*** EXCERPTED DATA

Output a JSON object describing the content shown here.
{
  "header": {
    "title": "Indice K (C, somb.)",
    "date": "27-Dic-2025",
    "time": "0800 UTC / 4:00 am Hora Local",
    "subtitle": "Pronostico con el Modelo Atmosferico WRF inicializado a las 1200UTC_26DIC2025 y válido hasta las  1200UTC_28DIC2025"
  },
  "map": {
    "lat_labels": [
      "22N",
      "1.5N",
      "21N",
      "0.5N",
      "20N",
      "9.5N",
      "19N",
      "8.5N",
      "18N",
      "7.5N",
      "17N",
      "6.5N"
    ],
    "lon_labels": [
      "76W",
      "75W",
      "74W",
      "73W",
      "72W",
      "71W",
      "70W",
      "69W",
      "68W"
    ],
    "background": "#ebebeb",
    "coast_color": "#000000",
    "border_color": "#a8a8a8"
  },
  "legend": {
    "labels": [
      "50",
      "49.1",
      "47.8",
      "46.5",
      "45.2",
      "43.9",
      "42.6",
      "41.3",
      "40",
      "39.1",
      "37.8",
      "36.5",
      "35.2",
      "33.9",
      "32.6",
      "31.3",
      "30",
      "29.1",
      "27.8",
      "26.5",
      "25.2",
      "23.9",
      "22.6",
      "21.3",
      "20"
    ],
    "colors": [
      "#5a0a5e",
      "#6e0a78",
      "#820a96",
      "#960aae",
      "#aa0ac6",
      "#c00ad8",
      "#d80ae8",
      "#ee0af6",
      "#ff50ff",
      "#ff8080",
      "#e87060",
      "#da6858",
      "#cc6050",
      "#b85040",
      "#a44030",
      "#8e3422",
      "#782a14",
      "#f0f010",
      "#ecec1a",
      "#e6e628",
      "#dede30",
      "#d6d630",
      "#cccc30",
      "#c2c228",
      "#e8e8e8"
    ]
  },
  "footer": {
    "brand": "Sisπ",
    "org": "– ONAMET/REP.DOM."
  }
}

******

▶ **SET TASK**
Retype each record exactly, leaving nothing out.

▶ **ANSWER TO THE EXERCISE**
Output a JSON object describing the content shown here.
{
  "header": {
    "title": "Indice K (C, somb.)",
    "date": "27-Dic-2025",
    "time": "0800 UTC / 4:00 am Hora Local",
    "subtitle": "Pronostico con el Modelo Atmosferico WRF inicializado a las 1200UTC_26DIC2025 y válido hasta las  1200UTC_28DIC2025"
  },
  "map": {
    "lat_labels": [
      "22N",
      "1.5N",
      "21N",
      "0.5N",
      "20N",
      "9.5N",
      "19N",
      "8.5N",
      "18N",
      "7.5N",
      "17N",
      "6.5N"
    ],
    "lon_labels": [
      "76W",
      "75W",
      "74W",
      "73W",
      "72W",
      "71W",
      "70W",
      "69W",
      "68W"
    ],
    "background": "#ebebeb",
    "coast_color": "#000000",
    "border_color": "#a8a8a8"
  },
  "legend": {
    "labels": [
      "50",
      "49.1",
      "47.8",
      "46.5",
      "45.2",
      "43.9",
      "42.6",
      "41.3",
      "40",
      "39.1",
      "37.8",
      "36.5",
      "35.2",
      "33.9",
      "32.6",
      "31.3",
      "30",
      "29.1",
      "27.8",
      "26.5",
      "25.2",
      "23.9",
      "22.6",
      "21.3",
      "20"
    ],
    "colors": [
      "#5a0a5e",
      "#6e0a78",
      "#820a96",
      "#960aae",
      "#aa0ac6",
      "#c00ad8",
      "#d80ae8",
      "#ee0af6",
      "#ff50ff",
      "#ff8080",
      "#e87060",
      "#da6858",
      "#cc6050",
      "#b85040",
      "#a44030",
      "#8e3422",
      "#782a14",
      "#f0f010",
      "#ecec1a",
      "#e6e628",
      "#dede30",
      "#d6d630",
      "#cccc30",
      "#c2c228",
      "#e8e8e8"
    ]
  },
  "footer": {
    "brand": "Sisπ",
    "org": "– ONAMET/REP.DOM."
  }
}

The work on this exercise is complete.